TASK TO COMPLETE:
Give only the number of lines in the records below that contain the word "editor".

Stored entries
----
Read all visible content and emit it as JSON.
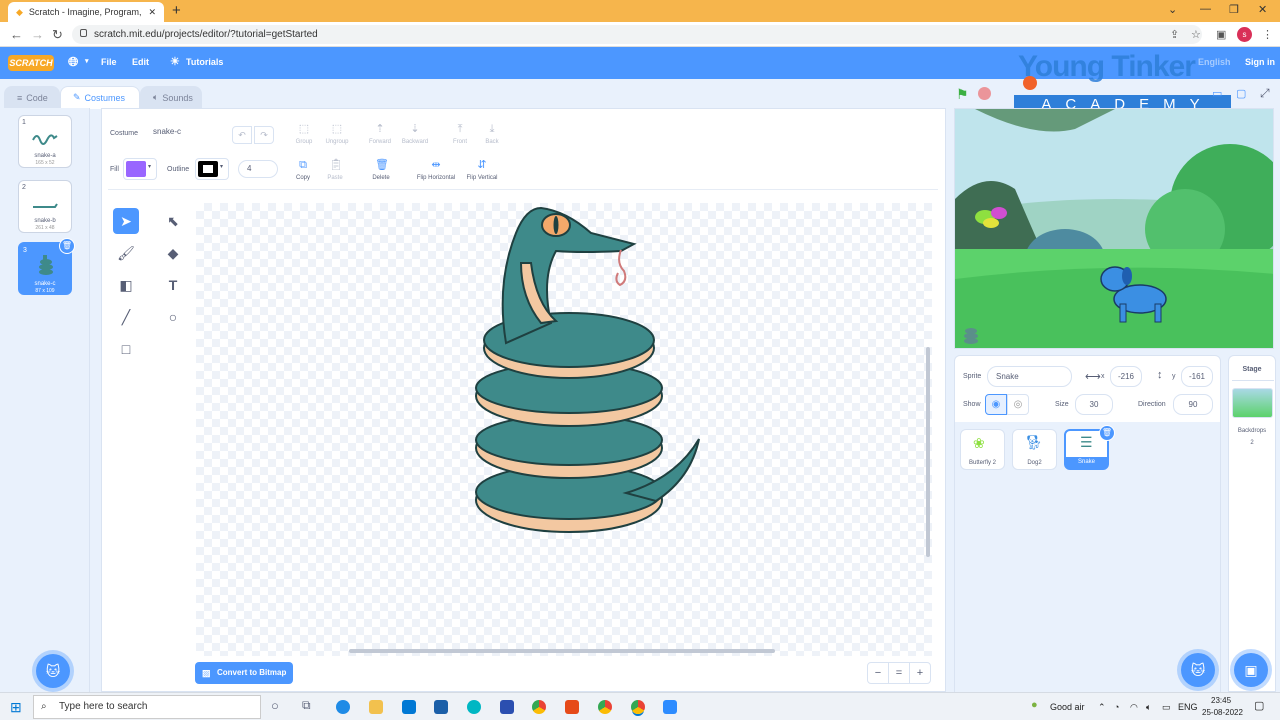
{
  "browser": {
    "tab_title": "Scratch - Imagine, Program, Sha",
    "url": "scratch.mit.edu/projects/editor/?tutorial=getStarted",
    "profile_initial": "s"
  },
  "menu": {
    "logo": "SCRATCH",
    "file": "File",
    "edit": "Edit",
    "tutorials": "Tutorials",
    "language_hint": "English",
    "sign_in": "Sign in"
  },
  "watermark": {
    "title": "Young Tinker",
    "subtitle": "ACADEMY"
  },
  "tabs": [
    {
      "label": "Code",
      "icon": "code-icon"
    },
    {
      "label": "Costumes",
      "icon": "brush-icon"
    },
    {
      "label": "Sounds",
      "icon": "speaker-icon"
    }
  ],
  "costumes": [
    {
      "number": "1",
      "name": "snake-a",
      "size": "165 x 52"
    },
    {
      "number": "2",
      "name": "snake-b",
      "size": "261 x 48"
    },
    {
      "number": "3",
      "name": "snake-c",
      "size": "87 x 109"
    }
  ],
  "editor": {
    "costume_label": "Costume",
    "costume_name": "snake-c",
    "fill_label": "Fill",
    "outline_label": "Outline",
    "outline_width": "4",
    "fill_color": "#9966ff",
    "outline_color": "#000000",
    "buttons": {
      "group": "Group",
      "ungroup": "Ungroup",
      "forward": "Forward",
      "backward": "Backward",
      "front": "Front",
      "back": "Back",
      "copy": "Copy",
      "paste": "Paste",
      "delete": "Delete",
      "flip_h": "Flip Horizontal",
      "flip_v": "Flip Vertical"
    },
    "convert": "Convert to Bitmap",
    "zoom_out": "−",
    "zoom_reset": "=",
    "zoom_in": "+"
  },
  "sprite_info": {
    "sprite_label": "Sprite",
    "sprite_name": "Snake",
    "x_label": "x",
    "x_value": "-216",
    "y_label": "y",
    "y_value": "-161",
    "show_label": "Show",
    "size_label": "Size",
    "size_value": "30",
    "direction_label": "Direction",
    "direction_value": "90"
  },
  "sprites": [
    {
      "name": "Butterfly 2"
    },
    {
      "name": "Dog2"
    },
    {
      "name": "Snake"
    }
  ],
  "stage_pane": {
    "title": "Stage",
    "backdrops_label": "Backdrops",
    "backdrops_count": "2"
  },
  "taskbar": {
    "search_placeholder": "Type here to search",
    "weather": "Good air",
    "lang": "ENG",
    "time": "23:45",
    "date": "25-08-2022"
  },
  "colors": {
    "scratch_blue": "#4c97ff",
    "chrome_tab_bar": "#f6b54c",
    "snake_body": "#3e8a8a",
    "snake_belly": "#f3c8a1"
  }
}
----
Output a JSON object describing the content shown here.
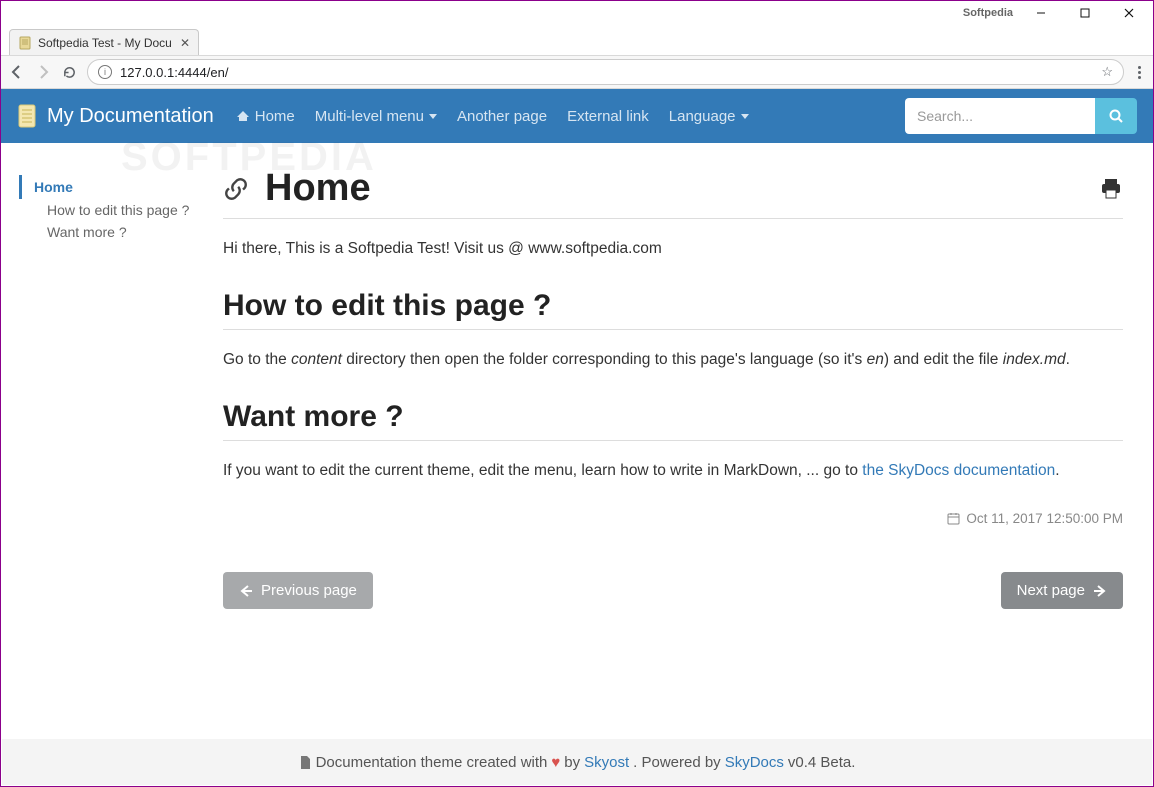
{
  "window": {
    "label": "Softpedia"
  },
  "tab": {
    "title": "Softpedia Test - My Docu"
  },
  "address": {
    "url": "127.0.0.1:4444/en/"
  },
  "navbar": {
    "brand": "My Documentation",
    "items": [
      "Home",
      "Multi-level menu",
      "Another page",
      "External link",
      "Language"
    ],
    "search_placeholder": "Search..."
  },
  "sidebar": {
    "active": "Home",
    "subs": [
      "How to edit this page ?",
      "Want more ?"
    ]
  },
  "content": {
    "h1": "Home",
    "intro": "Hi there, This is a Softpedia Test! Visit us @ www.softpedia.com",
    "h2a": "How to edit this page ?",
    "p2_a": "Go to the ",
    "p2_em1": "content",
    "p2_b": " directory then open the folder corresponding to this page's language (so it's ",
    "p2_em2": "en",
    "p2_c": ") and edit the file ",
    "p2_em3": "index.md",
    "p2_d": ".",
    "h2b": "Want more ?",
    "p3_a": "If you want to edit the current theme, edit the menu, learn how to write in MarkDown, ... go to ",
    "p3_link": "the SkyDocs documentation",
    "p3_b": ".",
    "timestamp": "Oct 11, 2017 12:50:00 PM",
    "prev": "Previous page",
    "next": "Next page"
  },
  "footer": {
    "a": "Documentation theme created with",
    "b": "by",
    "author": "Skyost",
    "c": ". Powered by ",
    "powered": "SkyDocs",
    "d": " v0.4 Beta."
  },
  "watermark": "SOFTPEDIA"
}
----
EXERCISE RESPONSE:
2